## THE PROBLEM
Search the material for the word "Help" and copy each line that holds it.

::::::::::

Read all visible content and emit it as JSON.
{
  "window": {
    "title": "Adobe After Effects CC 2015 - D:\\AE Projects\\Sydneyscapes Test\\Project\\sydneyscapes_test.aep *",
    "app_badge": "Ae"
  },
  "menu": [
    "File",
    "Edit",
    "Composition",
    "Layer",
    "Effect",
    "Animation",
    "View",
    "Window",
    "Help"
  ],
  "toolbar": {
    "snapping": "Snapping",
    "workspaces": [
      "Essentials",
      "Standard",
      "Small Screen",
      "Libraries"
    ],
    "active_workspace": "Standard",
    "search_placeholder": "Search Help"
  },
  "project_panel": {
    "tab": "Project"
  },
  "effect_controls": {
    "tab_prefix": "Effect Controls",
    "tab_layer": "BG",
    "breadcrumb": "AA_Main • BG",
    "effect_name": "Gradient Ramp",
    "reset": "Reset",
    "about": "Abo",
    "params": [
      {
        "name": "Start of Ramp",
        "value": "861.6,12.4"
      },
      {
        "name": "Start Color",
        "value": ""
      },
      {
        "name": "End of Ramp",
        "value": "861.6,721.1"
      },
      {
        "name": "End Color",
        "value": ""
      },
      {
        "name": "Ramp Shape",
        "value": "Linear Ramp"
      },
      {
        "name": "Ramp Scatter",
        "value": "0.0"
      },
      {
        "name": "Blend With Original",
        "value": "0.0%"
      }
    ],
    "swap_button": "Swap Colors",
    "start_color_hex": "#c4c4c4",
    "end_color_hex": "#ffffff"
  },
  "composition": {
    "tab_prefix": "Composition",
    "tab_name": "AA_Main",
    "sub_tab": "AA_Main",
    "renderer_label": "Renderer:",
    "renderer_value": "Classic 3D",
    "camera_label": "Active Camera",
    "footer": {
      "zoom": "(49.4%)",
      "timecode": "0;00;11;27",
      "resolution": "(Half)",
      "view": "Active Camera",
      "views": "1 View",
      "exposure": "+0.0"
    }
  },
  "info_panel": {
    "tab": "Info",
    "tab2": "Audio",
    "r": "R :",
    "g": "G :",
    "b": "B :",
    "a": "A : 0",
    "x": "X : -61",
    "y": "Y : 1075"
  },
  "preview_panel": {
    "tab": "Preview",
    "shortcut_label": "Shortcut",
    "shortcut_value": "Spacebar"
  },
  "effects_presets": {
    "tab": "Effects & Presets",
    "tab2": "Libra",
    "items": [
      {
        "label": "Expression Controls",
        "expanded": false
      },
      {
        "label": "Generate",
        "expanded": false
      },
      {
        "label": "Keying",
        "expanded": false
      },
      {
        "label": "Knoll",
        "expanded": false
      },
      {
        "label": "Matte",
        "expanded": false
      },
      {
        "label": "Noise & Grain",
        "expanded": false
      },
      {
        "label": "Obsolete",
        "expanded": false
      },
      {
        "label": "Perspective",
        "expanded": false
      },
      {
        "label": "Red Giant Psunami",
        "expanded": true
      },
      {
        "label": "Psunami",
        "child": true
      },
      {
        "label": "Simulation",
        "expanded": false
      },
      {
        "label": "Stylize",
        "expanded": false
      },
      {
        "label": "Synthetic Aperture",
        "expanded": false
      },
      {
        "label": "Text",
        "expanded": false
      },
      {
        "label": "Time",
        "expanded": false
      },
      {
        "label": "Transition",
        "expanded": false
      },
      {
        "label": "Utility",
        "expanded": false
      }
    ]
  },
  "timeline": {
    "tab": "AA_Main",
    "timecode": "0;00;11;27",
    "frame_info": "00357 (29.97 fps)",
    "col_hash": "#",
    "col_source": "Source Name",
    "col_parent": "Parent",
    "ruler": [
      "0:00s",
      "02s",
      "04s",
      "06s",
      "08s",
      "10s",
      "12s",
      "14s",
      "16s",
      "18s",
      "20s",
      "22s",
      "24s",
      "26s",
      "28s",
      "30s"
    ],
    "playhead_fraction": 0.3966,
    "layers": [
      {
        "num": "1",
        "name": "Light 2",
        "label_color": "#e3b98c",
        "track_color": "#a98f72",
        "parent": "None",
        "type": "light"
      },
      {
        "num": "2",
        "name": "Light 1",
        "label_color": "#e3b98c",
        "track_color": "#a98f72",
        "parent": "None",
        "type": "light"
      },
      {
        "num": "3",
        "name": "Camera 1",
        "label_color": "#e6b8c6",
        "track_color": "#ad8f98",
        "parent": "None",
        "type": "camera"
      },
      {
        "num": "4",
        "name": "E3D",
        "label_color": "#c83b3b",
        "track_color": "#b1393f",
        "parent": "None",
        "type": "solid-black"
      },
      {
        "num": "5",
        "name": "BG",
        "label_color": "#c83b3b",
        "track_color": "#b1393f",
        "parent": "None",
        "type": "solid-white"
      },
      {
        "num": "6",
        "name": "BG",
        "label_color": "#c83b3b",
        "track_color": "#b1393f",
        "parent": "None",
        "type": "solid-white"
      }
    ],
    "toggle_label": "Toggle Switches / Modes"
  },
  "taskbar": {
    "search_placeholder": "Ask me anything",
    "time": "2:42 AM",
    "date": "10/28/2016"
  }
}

::::::::::

## IN RESPONSE
    "Help"
    "search_placeholder": "Search Help"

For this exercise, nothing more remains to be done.